>>>

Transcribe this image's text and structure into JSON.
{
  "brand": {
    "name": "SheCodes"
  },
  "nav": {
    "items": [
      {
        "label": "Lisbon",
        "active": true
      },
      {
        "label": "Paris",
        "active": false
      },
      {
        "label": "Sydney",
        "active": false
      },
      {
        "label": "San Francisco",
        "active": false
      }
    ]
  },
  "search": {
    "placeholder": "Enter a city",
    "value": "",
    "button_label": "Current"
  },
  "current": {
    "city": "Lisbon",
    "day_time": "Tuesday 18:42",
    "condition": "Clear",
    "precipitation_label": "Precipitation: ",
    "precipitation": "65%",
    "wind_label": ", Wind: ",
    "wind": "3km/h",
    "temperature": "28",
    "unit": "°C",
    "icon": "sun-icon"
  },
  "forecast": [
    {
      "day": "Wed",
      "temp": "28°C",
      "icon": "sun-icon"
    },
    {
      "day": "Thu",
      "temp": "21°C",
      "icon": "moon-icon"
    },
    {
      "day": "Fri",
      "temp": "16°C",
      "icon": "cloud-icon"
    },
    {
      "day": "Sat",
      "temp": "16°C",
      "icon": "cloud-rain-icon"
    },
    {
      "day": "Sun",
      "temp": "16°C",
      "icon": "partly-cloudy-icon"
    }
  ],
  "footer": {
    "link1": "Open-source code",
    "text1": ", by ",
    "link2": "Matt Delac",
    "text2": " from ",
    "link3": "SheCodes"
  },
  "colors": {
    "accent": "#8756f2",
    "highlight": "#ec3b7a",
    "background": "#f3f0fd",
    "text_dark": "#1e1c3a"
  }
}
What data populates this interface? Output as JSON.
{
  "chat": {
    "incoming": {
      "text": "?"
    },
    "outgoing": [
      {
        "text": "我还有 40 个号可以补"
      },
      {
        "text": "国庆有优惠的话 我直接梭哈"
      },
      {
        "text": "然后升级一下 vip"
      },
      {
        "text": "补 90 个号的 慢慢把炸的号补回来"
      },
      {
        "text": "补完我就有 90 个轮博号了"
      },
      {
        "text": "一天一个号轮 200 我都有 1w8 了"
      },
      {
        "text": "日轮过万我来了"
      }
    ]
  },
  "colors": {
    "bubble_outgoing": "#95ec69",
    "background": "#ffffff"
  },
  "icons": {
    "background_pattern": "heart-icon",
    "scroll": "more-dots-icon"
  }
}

<<<

Problem description: Search the entries for the word "this", then list each line that holds it.

Response:
Transcribe this image's text and structure into JSON.
What data populates this interface? Output as JSON.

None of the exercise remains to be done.